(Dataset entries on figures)
******************************
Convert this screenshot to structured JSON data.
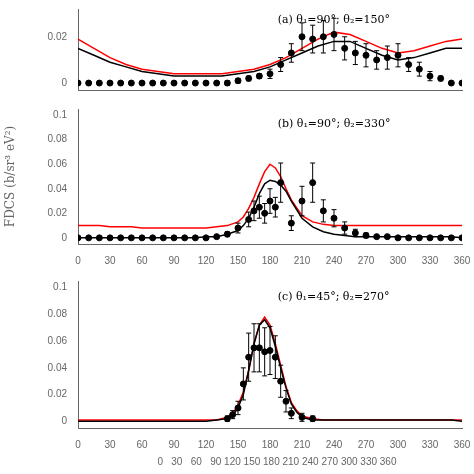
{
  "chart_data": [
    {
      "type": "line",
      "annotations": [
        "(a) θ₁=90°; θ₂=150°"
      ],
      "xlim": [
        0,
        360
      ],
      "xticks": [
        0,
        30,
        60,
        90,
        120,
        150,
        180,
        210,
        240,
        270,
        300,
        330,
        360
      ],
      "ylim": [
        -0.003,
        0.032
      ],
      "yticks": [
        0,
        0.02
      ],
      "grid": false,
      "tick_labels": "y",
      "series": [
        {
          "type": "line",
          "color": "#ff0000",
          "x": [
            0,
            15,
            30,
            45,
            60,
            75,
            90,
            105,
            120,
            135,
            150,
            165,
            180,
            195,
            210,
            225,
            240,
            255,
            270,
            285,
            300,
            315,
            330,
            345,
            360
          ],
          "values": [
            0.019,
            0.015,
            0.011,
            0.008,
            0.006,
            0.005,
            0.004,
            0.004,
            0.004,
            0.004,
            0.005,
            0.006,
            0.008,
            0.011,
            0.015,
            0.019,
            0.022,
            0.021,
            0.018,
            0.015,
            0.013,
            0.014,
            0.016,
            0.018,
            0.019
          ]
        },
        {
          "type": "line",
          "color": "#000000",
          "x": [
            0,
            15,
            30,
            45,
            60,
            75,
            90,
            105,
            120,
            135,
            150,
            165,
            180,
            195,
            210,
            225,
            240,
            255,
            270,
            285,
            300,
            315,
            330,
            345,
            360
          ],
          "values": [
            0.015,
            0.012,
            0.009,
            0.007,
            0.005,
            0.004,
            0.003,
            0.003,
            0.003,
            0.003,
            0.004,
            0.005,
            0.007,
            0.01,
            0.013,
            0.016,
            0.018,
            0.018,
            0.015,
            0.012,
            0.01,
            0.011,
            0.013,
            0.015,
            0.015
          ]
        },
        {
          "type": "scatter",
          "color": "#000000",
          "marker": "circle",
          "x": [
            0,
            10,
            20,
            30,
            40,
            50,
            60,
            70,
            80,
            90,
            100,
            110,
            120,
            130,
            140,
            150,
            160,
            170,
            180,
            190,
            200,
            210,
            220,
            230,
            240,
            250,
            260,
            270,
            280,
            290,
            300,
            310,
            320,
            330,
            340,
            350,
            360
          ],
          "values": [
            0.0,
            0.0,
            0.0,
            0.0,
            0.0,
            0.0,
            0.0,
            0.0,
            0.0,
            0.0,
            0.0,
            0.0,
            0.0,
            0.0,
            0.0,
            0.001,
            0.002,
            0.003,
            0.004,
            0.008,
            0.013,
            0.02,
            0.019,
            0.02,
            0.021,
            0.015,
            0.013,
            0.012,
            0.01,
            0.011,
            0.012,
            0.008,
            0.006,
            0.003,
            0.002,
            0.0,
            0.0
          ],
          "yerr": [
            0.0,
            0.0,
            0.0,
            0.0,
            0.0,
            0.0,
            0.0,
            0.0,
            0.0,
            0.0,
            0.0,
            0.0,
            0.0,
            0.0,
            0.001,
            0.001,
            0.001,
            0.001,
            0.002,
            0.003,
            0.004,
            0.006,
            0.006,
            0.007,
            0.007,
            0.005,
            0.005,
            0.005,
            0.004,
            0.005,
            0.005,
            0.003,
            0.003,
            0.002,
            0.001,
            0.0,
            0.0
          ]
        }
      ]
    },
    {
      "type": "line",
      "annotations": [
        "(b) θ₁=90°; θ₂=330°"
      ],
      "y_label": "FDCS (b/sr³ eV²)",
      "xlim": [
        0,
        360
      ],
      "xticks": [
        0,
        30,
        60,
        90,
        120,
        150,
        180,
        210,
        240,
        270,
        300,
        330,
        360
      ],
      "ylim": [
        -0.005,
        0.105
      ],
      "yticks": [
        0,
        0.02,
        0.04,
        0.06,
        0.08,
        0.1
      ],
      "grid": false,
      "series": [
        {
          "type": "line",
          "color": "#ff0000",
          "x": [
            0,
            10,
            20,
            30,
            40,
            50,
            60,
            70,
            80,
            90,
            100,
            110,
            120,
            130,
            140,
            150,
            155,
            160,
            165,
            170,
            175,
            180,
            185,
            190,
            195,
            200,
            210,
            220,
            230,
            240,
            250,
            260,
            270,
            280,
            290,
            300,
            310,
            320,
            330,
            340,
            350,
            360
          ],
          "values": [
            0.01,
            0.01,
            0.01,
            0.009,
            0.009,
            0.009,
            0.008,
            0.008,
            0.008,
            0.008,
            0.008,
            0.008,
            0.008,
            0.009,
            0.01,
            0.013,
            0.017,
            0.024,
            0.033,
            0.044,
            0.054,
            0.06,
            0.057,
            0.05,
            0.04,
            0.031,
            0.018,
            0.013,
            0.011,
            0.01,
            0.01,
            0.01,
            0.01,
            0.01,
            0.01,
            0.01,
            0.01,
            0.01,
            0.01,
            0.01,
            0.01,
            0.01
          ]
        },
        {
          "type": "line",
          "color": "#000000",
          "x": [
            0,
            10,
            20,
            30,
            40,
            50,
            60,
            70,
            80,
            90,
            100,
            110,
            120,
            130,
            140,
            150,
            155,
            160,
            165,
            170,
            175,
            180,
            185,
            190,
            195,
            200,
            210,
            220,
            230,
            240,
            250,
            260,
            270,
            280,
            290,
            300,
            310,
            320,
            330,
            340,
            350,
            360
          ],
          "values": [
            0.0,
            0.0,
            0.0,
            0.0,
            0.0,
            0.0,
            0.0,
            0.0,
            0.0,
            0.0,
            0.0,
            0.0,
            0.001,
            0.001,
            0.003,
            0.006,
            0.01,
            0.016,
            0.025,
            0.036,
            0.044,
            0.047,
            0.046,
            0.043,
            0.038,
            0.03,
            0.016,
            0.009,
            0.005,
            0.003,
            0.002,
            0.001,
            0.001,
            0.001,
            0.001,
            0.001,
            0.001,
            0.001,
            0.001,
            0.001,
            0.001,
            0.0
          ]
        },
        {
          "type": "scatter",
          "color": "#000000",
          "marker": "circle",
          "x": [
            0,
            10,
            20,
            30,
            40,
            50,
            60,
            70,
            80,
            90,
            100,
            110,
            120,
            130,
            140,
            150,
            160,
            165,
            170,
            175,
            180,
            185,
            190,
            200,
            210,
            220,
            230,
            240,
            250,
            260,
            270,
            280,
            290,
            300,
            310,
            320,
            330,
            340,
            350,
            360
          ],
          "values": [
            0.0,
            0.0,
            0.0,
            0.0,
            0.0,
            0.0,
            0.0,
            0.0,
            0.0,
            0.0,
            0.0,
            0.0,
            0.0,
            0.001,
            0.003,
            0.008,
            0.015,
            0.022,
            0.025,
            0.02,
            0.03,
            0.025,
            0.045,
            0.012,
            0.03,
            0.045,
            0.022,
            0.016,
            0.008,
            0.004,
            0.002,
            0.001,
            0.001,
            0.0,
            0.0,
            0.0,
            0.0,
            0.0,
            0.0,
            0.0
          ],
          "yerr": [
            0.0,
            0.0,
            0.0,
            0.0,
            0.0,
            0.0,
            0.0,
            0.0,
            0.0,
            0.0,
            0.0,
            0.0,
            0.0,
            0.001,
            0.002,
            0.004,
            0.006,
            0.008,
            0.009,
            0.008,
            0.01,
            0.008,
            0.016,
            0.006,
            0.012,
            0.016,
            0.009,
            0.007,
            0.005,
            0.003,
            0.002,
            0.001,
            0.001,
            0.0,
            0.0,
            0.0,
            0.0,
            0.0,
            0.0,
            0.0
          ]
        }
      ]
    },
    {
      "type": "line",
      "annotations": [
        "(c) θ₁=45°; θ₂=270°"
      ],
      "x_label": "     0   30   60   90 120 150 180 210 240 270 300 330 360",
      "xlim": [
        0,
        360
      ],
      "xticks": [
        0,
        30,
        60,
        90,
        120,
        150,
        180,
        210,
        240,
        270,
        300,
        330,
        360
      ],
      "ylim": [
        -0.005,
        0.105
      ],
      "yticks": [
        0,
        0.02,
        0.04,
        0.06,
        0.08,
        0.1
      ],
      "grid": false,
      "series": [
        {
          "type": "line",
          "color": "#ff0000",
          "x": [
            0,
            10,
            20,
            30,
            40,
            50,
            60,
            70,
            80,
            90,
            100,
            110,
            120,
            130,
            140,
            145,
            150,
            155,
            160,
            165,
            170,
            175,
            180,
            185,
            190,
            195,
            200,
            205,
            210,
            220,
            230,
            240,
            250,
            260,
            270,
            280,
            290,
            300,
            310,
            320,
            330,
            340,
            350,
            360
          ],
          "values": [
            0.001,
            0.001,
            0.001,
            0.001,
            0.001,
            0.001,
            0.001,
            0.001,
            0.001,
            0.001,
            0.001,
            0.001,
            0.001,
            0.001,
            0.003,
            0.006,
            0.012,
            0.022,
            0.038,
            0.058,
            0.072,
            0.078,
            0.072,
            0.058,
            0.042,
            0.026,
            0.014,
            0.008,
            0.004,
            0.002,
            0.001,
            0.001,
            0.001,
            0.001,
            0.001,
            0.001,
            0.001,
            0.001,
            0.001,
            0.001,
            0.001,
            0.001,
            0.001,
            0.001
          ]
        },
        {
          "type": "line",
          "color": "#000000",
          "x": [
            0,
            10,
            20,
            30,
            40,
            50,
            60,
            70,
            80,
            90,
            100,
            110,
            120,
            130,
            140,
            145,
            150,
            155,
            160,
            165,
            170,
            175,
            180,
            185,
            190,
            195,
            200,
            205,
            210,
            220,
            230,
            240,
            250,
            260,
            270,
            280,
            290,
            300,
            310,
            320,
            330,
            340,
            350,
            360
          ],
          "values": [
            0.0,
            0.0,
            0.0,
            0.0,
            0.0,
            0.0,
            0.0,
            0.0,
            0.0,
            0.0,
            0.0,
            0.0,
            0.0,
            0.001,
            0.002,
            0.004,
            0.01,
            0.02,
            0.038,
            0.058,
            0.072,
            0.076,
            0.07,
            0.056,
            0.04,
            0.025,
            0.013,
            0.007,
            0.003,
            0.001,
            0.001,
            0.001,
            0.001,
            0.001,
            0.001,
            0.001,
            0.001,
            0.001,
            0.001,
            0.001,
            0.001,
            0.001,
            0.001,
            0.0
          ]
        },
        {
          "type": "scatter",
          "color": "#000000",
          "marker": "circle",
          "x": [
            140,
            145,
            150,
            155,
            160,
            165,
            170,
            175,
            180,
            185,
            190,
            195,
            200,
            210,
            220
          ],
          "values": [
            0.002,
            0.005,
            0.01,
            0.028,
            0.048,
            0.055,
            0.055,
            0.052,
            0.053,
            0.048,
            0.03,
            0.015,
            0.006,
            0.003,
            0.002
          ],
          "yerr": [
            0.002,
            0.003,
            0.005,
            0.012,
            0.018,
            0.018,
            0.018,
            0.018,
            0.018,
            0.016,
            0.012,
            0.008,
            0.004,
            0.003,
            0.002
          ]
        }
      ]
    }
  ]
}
******************************
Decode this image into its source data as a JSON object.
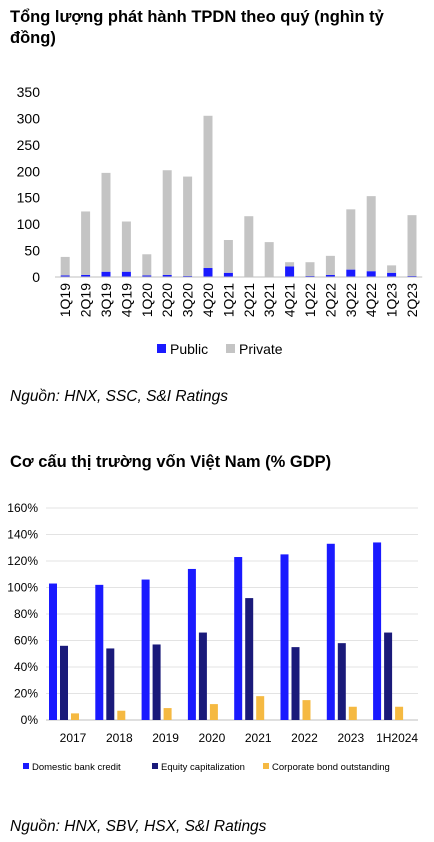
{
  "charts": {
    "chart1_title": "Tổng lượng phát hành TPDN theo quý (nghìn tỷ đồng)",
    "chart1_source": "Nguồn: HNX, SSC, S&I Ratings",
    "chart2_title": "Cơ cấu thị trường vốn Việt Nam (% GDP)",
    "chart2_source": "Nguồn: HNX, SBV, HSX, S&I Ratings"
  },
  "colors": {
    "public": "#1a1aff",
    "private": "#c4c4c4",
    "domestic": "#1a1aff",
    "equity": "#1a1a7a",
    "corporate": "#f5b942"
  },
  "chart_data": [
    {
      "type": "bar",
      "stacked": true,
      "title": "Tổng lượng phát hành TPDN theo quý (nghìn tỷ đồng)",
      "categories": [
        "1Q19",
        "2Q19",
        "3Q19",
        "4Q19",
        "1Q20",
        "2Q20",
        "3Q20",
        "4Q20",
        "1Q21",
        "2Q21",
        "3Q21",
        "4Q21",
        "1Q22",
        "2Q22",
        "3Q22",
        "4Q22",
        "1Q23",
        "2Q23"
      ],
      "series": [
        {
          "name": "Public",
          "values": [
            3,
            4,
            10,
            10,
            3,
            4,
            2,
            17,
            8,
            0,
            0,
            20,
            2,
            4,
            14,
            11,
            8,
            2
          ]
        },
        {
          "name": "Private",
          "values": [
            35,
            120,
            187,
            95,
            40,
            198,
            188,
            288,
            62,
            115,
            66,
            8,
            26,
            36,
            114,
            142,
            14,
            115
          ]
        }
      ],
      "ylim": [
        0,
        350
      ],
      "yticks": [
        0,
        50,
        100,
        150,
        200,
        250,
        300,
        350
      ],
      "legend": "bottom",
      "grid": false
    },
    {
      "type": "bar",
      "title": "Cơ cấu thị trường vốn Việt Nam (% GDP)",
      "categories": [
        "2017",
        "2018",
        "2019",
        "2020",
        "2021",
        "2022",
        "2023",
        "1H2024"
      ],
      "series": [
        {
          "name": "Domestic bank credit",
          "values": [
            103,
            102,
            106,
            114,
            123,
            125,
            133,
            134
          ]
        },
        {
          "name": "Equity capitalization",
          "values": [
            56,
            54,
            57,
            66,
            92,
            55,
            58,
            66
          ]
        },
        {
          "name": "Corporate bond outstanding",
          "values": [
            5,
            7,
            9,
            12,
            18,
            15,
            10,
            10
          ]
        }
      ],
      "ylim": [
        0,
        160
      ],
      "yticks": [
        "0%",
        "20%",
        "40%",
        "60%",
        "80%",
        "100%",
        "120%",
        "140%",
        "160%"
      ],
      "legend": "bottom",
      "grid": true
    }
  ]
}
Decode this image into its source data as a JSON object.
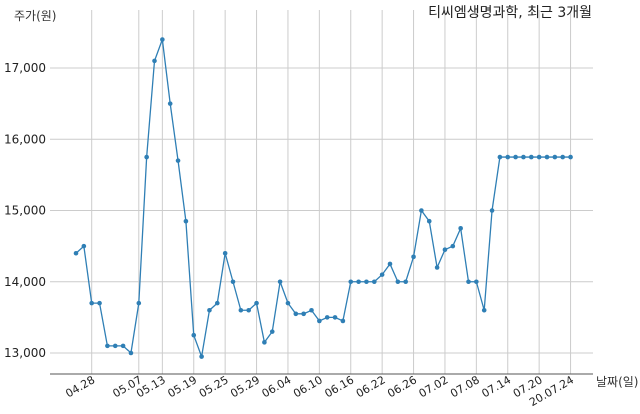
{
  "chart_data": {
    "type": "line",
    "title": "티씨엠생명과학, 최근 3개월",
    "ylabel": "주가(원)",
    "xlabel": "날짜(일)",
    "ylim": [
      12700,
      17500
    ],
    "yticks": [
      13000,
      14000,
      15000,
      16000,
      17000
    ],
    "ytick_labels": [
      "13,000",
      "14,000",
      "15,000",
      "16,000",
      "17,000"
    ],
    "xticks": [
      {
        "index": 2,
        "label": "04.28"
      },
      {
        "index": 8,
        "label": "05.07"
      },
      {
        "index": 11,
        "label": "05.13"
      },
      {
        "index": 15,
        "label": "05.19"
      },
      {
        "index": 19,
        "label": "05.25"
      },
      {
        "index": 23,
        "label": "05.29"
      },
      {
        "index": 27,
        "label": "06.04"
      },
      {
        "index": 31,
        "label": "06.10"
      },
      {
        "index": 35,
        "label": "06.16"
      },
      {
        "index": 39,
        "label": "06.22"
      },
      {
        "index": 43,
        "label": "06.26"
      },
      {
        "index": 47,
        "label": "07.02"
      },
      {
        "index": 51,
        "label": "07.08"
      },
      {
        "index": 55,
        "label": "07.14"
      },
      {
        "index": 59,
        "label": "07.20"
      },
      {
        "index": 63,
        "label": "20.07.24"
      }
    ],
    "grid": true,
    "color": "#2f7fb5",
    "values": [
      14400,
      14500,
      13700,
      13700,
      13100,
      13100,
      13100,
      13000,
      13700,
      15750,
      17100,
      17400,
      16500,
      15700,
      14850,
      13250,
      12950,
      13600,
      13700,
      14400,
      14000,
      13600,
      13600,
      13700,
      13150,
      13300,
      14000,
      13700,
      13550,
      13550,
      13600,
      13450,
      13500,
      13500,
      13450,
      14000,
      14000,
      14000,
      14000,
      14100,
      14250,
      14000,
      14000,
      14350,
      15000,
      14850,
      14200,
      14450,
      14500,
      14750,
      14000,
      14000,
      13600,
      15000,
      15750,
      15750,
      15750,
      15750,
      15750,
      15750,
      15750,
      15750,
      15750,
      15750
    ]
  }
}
******************************
Extract, from the listing above, every line where the string "trường" occurs.

    "chart2_title": "Cơ cấu thị trường vốn Việt Nam (% GDP)",
      "title": "Cơ cấu thị trường vốn Việt Nam (% GDP)",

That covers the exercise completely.